What to work on:
Pick out all lines in the listing holding the string "near" and copy them.

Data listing
((
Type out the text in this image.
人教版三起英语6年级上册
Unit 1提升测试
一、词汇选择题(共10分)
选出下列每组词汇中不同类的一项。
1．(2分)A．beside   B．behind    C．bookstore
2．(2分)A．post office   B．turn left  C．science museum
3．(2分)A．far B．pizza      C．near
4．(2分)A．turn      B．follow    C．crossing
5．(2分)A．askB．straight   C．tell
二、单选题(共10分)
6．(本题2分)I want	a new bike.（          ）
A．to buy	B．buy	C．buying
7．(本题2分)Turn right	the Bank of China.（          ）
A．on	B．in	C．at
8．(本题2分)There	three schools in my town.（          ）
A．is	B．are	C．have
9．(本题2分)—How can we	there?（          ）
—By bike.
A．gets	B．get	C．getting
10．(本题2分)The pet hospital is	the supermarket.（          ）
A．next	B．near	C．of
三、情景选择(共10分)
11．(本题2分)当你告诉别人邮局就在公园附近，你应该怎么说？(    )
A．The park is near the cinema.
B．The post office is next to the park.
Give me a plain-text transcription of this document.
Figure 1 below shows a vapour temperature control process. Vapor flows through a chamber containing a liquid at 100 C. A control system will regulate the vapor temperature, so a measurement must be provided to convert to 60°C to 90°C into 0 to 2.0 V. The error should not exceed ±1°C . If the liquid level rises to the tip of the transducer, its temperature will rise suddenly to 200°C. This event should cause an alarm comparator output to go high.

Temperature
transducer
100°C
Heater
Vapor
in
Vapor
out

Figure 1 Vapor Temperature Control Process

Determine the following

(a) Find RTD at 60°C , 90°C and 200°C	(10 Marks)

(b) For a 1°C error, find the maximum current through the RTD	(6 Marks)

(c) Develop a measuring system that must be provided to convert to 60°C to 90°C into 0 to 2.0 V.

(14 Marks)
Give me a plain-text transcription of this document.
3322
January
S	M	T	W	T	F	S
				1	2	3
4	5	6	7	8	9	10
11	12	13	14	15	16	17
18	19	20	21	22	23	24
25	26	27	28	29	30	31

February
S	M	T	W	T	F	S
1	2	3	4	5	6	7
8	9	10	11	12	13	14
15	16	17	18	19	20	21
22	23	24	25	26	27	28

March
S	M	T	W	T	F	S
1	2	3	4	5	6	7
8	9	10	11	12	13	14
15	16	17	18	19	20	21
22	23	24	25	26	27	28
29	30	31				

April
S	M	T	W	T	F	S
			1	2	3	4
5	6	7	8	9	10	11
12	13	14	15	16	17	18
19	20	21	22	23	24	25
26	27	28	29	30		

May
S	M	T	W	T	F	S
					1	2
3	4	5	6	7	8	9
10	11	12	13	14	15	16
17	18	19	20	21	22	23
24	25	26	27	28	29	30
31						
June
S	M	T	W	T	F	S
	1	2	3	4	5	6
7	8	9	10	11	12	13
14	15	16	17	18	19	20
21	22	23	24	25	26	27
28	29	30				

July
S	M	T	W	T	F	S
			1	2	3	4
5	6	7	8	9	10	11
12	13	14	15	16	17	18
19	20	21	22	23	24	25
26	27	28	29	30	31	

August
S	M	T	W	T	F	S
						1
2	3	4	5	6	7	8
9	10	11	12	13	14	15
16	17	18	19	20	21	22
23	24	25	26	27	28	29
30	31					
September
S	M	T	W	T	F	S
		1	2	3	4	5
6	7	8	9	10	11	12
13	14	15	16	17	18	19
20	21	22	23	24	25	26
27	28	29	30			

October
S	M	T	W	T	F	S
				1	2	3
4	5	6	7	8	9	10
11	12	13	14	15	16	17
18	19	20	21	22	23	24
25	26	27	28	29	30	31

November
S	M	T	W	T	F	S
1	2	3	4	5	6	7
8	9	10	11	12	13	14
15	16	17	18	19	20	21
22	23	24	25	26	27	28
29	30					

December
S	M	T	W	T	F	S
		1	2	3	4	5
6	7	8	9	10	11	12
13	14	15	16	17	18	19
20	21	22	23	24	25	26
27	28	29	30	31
))
Full answer:
3．(2分)A．far B．pizza      C．near
A．next	B．near	C．of
A．The park is near the cinema.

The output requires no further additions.